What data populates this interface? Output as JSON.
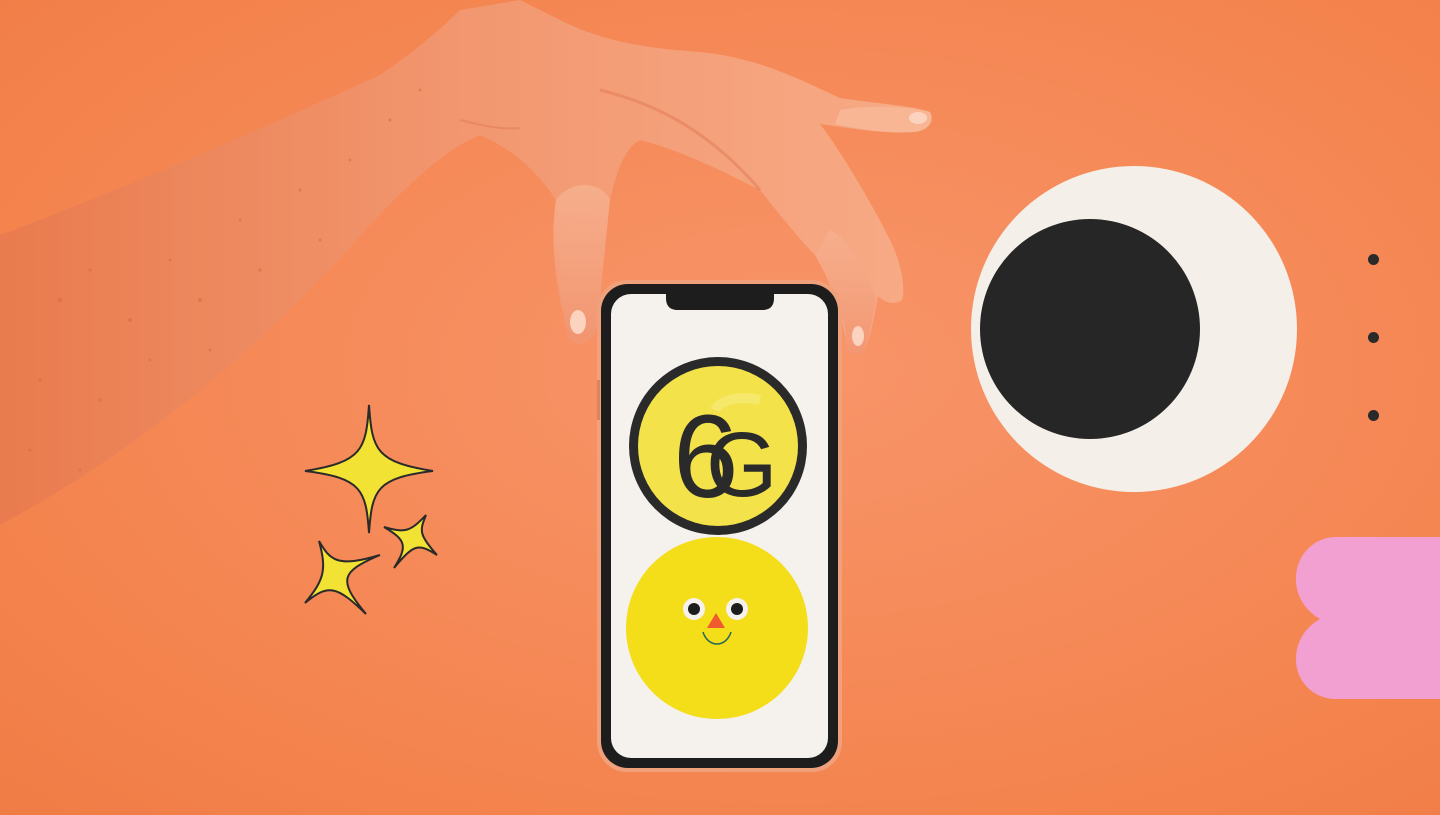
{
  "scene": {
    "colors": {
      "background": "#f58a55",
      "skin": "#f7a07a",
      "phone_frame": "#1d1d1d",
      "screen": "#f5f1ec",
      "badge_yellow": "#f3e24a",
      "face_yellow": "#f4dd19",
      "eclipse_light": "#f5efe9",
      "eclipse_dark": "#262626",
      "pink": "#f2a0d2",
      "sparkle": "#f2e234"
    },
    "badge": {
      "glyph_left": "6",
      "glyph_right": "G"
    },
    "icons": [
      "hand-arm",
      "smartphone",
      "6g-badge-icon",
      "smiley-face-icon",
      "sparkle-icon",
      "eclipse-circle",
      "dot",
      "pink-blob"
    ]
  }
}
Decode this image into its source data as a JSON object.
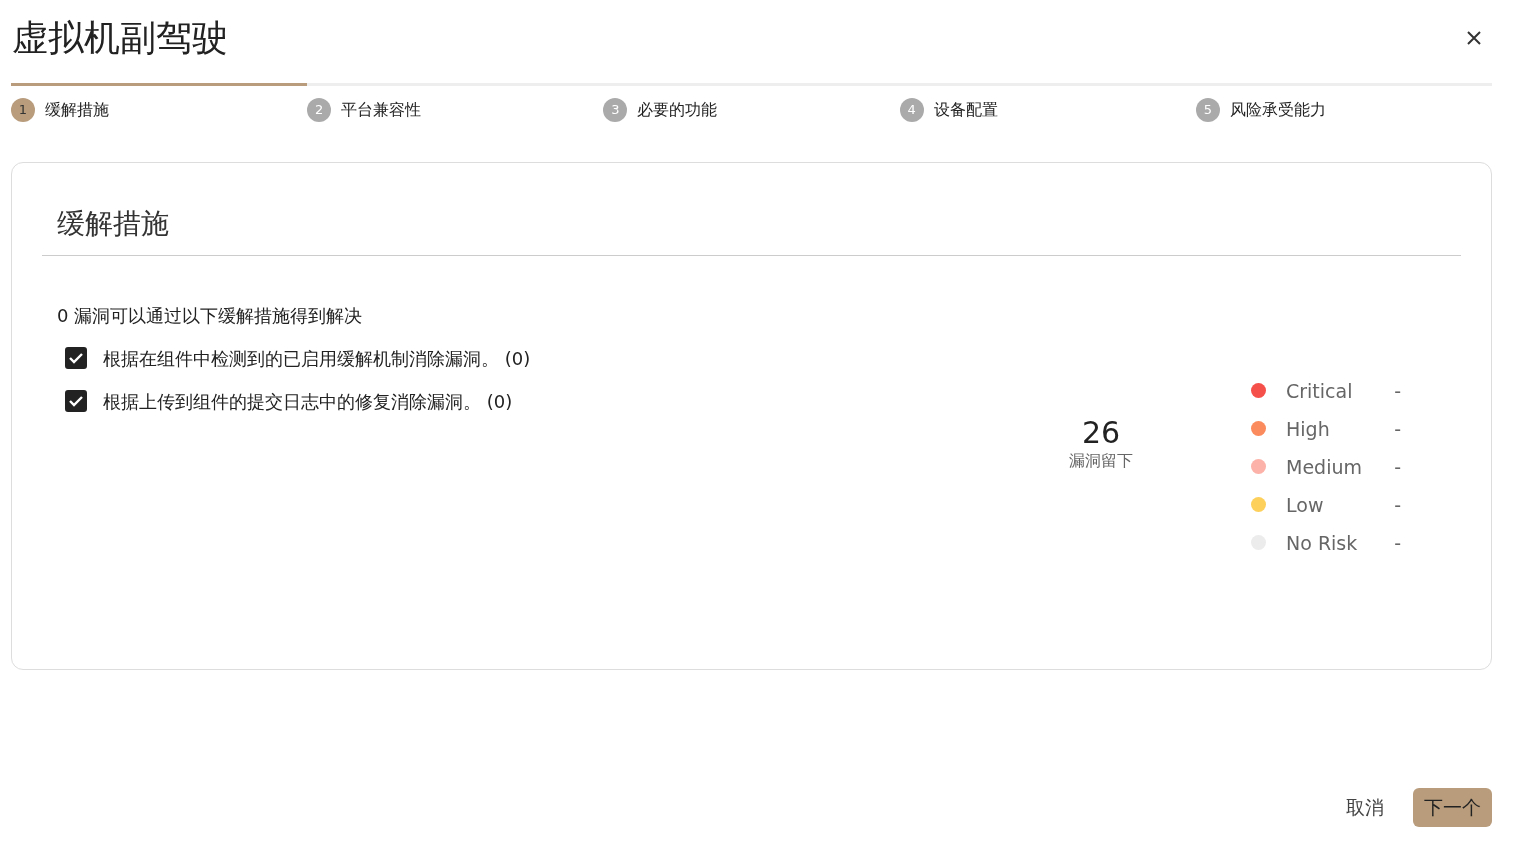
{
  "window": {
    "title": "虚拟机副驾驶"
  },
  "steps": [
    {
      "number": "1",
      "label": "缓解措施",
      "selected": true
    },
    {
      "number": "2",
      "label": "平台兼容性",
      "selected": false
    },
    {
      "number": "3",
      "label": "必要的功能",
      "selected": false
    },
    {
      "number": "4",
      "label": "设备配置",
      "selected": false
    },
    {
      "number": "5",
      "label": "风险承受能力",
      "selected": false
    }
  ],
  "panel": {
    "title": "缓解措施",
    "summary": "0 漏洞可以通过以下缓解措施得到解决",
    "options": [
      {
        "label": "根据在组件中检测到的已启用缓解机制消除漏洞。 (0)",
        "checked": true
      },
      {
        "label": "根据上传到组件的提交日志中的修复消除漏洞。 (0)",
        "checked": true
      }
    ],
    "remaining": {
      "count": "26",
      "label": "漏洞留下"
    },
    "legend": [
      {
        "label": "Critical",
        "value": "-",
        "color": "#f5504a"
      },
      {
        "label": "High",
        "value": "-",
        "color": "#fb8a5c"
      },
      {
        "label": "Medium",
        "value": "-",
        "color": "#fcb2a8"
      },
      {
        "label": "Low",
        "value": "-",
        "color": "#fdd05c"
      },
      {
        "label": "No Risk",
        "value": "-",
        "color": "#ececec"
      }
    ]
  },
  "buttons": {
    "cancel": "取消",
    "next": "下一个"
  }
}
=======
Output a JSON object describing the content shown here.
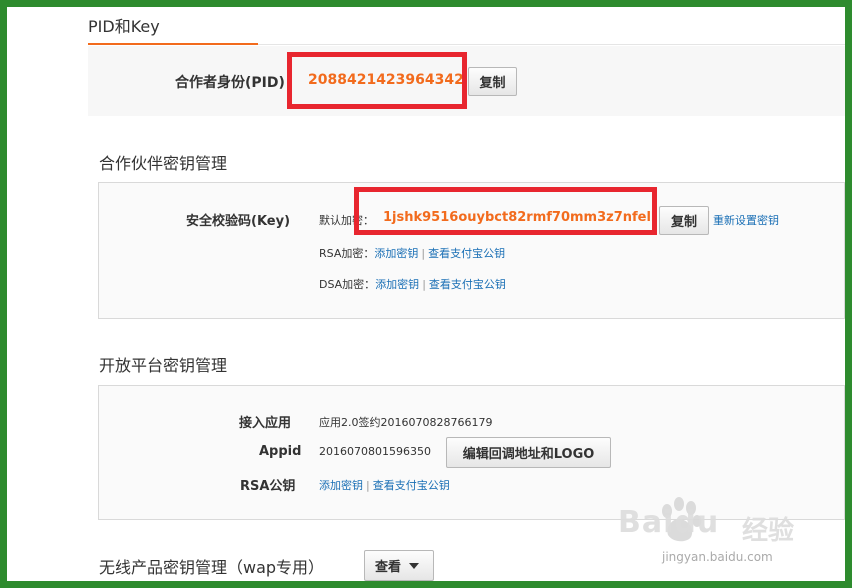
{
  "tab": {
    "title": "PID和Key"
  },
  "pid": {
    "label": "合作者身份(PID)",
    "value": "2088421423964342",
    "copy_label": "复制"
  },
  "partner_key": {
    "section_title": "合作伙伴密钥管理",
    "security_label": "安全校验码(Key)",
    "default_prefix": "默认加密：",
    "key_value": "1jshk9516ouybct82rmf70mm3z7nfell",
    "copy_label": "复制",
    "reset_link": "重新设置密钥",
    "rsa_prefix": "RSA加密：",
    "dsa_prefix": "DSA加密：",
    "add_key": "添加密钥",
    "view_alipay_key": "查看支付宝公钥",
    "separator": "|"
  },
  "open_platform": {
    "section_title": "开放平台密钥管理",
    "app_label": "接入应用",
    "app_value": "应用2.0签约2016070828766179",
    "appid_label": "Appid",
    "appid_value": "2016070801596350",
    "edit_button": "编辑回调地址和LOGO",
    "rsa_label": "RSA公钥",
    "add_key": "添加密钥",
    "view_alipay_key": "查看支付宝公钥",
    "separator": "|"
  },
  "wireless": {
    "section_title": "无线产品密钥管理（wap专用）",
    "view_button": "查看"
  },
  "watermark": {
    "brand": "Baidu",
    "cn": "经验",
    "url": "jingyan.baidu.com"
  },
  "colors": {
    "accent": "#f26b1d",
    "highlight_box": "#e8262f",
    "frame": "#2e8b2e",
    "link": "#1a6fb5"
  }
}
=======
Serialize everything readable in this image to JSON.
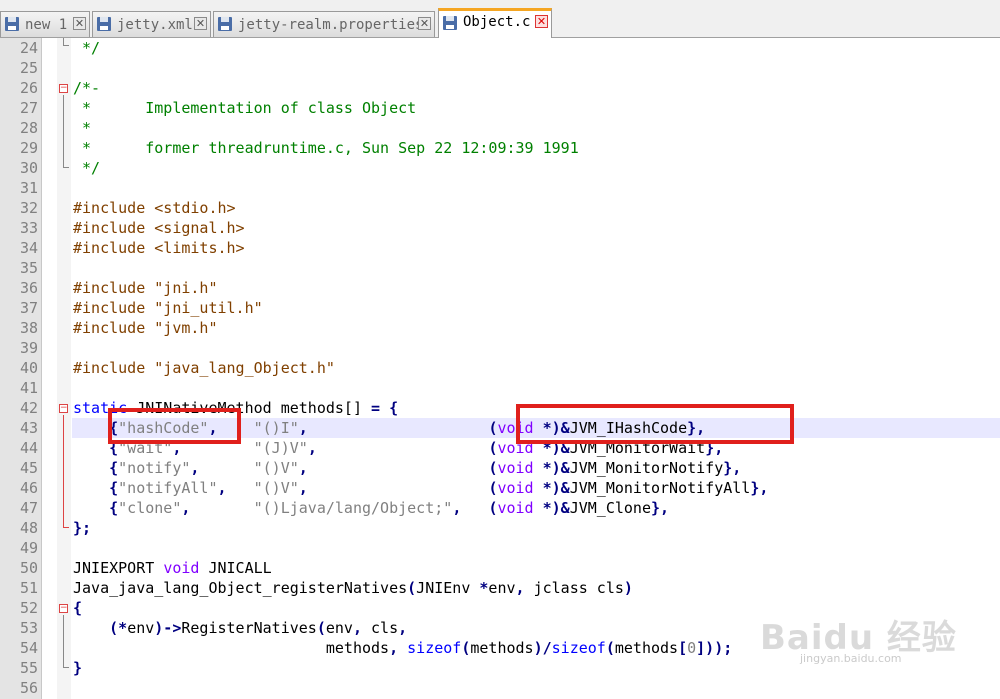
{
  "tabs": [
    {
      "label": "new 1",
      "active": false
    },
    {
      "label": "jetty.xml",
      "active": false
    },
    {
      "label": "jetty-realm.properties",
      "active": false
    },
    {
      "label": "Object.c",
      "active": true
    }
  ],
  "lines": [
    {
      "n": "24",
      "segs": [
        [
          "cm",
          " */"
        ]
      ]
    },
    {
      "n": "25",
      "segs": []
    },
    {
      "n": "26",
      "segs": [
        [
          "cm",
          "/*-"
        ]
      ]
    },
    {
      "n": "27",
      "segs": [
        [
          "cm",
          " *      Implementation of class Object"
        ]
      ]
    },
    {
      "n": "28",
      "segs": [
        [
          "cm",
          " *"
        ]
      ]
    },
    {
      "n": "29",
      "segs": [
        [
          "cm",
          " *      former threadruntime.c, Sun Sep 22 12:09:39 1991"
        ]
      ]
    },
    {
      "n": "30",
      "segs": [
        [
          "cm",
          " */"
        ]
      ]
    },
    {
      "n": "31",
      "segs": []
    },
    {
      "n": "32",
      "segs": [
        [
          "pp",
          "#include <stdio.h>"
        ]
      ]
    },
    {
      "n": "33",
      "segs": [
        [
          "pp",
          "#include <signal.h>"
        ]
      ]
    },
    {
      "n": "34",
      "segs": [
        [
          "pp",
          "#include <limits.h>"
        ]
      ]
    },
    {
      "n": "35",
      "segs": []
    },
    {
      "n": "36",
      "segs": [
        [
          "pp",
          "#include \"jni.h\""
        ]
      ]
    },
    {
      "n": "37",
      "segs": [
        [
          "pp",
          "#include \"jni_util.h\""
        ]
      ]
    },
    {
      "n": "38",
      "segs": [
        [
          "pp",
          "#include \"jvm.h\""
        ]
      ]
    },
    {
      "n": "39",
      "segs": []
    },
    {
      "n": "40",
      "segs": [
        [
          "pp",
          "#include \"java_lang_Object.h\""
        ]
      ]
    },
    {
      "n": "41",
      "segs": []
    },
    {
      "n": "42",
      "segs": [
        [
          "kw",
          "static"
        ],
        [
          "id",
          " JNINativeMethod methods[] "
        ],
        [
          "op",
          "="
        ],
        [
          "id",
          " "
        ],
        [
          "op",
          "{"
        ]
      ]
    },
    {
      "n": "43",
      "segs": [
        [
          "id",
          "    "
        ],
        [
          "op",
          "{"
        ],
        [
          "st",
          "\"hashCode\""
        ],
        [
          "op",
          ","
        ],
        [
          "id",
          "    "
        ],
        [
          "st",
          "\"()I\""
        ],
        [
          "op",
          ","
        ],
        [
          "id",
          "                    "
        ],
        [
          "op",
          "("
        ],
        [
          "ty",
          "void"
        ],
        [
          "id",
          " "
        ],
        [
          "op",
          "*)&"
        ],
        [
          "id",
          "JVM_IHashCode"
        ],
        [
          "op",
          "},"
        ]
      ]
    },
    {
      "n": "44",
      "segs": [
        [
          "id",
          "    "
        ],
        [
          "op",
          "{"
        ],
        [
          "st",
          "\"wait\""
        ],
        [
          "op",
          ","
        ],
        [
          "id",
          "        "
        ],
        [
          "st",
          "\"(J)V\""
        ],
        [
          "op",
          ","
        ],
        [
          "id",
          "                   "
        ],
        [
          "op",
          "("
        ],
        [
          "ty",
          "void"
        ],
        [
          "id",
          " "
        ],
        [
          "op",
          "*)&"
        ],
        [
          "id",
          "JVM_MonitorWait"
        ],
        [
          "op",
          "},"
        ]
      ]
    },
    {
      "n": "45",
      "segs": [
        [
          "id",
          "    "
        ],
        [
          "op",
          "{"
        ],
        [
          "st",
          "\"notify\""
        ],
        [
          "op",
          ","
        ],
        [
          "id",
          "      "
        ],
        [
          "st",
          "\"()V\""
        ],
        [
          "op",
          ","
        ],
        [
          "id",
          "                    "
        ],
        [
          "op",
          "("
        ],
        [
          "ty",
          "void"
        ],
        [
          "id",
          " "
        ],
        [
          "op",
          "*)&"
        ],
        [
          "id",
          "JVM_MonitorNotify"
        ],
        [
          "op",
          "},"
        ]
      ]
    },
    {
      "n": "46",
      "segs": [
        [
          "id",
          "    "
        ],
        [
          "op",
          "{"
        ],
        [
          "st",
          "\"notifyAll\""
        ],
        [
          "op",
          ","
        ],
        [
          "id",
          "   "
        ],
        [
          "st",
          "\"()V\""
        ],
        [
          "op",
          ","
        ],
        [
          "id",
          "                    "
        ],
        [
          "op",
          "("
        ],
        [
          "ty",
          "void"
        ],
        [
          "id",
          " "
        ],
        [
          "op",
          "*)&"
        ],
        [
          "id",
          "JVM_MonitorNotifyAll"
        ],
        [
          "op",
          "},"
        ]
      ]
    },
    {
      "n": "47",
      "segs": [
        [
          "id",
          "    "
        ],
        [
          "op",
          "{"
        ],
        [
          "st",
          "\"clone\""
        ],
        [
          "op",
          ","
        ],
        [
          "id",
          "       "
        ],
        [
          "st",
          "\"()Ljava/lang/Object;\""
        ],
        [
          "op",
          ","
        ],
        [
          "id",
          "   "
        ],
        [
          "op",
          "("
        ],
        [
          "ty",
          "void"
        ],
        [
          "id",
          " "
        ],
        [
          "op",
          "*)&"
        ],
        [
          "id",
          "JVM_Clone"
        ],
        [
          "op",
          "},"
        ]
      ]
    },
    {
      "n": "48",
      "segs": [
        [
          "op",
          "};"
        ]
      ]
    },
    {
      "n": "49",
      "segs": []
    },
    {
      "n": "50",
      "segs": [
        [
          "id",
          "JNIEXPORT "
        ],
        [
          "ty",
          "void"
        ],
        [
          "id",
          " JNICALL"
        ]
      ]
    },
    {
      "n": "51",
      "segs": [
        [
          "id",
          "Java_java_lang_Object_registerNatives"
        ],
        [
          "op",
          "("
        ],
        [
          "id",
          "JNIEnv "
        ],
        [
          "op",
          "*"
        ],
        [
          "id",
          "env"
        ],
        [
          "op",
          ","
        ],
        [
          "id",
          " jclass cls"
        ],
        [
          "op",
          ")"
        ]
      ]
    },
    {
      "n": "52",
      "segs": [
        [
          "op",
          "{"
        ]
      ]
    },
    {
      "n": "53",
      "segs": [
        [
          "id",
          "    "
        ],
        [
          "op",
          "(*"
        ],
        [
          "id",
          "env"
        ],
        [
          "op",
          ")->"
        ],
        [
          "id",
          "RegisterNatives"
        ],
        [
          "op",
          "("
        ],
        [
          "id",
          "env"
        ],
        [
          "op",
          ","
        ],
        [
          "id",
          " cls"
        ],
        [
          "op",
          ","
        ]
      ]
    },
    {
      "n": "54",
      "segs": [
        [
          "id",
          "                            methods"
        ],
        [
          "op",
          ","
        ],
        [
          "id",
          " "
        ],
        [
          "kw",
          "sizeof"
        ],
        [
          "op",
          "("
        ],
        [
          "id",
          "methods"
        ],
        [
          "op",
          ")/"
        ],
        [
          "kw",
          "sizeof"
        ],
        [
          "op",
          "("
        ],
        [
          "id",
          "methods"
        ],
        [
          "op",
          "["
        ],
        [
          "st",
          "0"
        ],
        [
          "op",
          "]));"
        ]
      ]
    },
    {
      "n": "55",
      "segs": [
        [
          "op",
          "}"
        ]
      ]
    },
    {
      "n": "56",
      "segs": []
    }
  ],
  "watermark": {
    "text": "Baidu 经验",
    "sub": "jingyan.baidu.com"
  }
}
=======
**Written exercise**
Locate all lines holding the word "true", then copy them out.

**Expected answer**
      "selected": true
        "checked": true
        "checked": true
      "active": true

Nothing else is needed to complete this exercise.